----- Provided entries -----

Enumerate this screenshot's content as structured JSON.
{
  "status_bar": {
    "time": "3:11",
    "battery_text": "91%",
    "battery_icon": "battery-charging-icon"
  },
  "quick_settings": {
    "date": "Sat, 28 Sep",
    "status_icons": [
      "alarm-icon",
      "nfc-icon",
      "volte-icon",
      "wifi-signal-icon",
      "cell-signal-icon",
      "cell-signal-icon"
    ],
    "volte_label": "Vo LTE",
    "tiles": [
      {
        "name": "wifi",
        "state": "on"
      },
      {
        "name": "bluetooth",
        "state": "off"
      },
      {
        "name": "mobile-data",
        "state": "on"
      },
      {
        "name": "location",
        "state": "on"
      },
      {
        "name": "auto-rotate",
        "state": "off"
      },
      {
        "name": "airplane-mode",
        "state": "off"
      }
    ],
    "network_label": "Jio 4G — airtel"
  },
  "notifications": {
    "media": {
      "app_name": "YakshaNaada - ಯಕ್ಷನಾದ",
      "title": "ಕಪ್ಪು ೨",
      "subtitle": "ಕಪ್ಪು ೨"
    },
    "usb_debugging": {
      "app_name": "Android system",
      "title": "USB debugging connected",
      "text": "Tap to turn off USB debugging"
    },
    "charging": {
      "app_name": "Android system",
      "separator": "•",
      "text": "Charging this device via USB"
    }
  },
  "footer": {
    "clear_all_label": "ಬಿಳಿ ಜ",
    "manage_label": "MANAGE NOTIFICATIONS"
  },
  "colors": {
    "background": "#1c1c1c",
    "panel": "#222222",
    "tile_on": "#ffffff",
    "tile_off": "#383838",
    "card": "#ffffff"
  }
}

-----
----- Provided entries -----

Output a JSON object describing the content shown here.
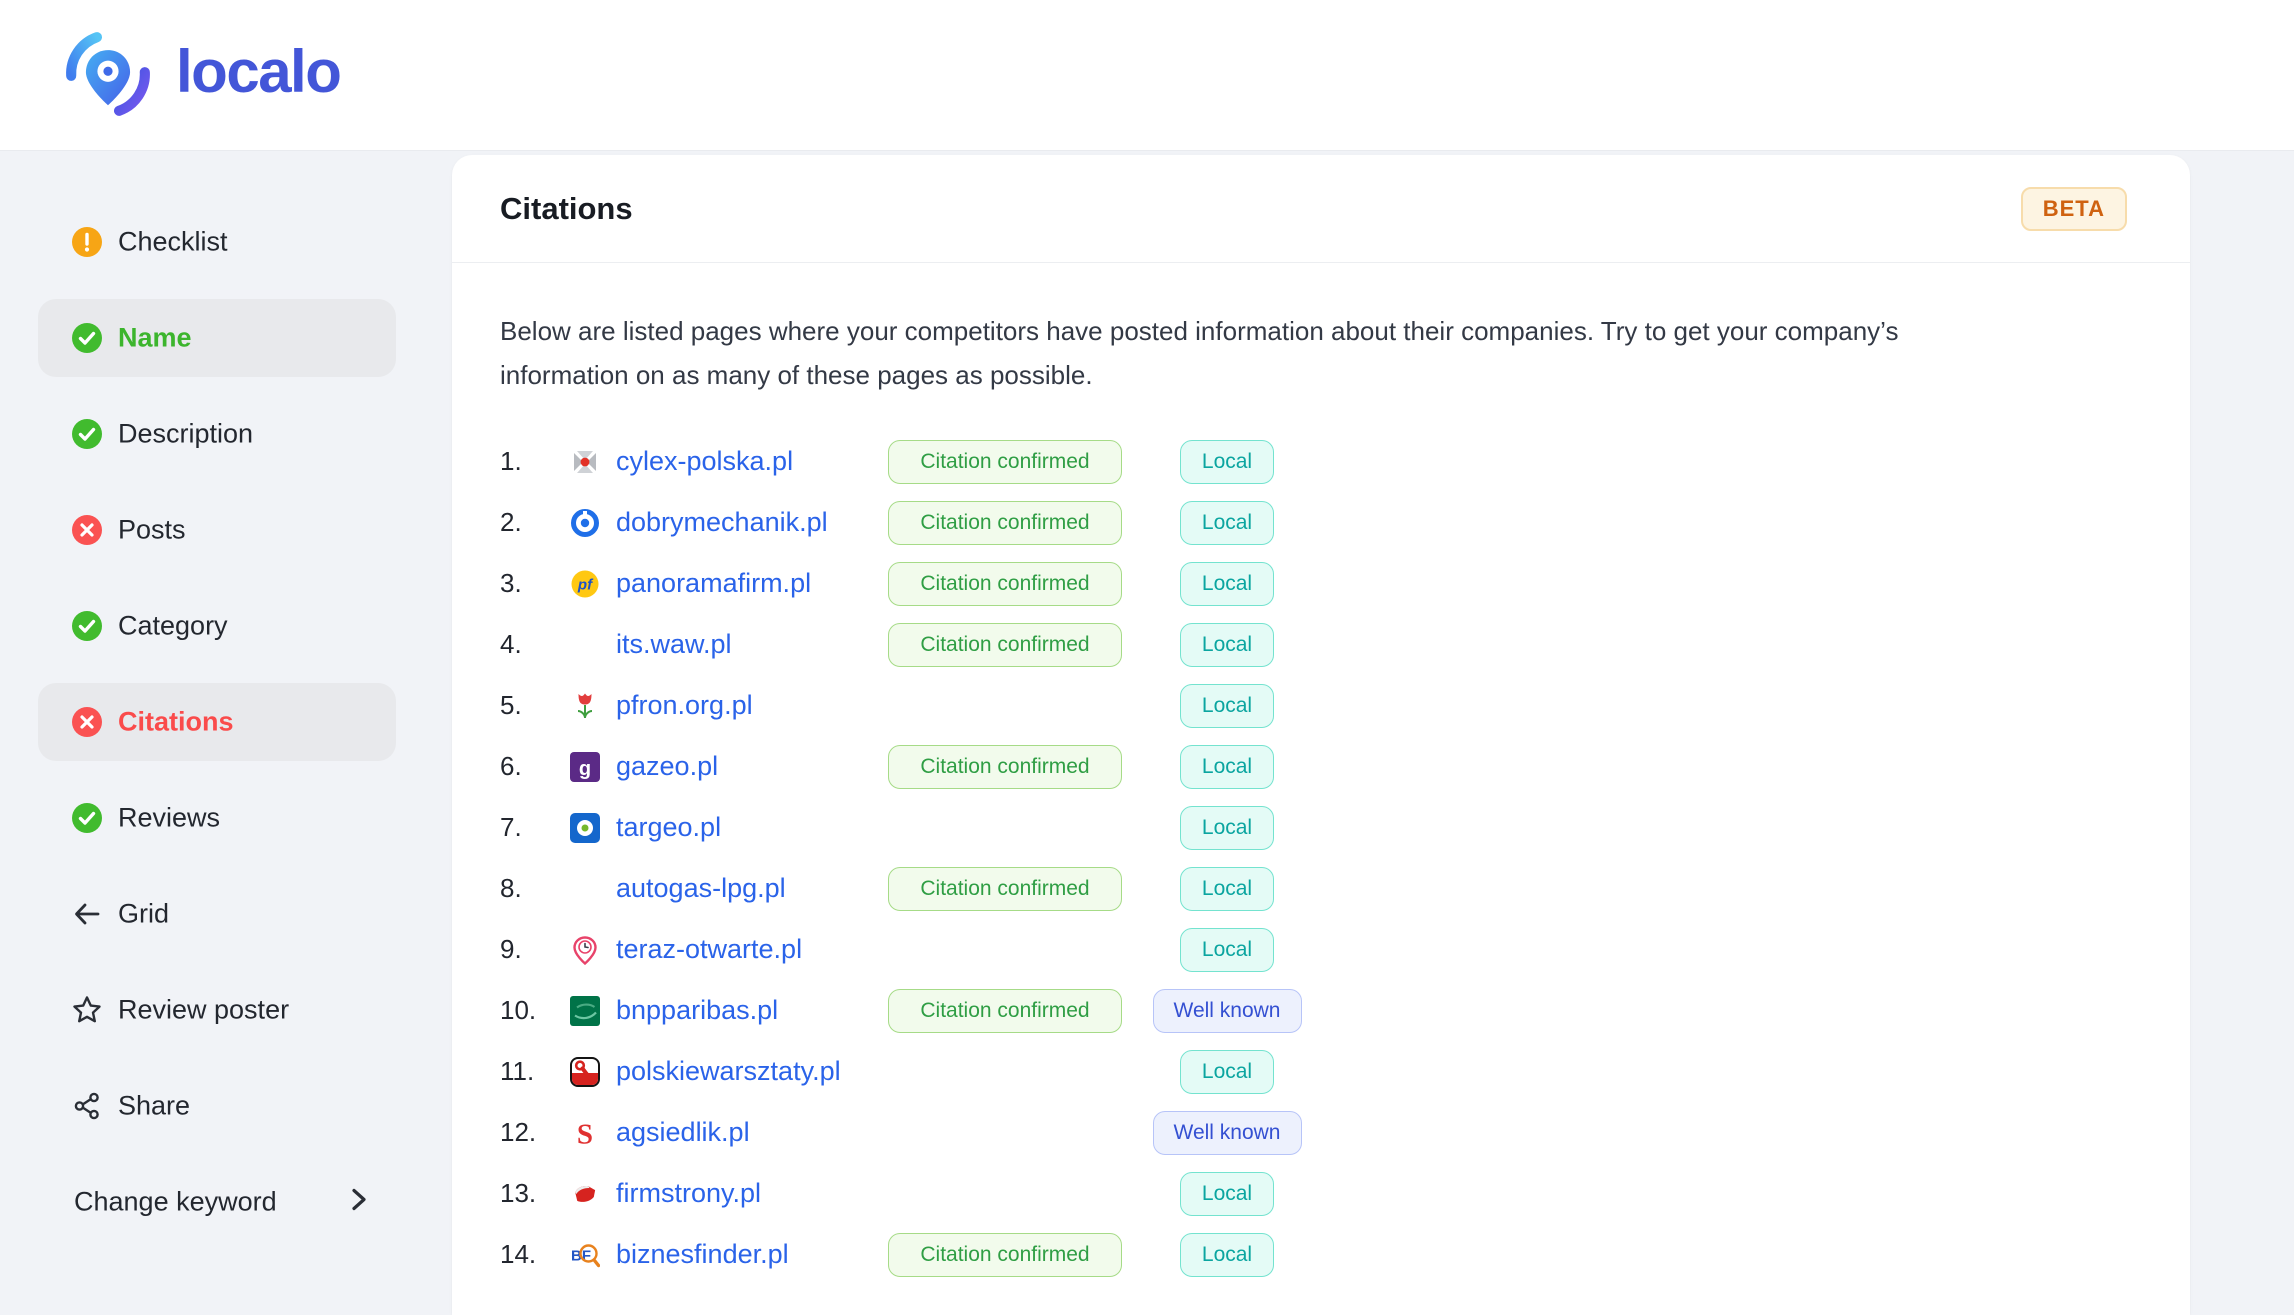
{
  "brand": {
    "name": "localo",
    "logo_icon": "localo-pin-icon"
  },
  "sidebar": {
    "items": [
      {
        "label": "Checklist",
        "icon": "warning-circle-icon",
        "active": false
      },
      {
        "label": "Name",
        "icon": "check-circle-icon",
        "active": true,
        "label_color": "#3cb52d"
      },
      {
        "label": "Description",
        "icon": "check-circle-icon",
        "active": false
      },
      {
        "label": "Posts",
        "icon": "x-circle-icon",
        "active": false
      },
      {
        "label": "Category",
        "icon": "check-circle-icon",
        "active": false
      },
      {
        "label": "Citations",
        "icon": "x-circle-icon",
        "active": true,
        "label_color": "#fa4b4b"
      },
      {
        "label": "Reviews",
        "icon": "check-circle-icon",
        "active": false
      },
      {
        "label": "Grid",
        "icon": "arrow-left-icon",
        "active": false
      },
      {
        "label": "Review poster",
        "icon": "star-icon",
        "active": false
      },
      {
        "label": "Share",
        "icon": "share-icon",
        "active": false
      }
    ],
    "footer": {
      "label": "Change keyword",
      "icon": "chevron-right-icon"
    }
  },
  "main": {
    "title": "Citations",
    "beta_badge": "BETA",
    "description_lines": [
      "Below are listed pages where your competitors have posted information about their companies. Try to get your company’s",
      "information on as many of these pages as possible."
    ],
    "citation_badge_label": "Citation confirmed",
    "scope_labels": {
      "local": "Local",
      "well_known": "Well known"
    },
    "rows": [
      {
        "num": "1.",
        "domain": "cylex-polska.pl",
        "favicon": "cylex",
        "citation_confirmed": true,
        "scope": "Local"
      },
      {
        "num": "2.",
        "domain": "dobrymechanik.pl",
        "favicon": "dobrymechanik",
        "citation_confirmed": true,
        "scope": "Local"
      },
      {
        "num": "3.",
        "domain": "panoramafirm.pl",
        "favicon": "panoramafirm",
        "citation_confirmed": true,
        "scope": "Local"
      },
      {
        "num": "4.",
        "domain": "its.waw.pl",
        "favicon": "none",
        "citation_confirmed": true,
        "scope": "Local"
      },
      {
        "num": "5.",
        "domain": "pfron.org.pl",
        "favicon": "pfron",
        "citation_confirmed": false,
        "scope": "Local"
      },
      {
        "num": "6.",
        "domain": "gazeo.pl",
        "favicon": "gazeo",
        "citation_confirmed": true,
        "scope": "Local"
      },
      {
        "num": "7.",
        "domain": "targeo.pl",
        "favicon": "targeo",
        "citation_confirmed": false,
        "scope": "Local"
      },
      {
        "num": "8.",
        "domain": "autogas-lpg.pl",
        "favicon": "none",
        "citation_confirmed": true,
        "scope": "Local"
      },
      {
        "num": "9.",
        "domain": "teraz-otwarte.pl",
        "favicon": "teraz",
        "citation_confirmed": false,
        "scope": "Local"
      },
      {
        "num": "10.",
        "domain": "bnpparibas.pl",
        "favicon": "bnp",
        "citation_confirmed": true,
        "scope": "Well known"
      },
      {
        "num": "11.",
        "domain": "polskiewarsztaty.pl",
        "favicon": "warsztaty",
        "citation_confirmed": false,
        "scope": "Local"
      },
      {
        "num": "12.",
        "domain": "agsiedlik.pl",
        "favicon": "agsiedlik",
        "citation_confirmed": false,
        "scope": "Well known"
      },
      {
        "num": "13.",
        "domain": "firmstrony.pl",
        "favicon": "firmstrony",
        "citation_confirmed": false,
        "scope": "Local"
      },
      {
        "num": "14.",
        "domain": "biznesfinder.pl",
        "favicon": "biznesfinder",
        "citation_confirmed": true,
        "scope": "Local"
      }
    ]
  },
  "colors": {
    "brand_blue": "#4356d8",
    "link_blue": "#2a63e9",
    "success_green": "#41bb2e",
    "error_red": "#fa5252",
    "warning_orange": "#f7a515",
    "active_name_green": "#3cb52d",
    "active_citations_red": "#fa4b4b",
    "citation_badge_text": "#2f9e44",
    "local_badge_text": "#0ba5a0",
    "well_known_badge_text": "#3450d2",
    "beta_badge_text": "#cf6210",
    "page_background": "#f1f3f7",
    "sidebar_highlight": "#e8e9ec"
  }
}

-----

### What to produce:
Which lines in the data above contain "localo"? Show each one.

### Full output:
    "name": "localo",
    "logo_icon": "localo-pin-icon"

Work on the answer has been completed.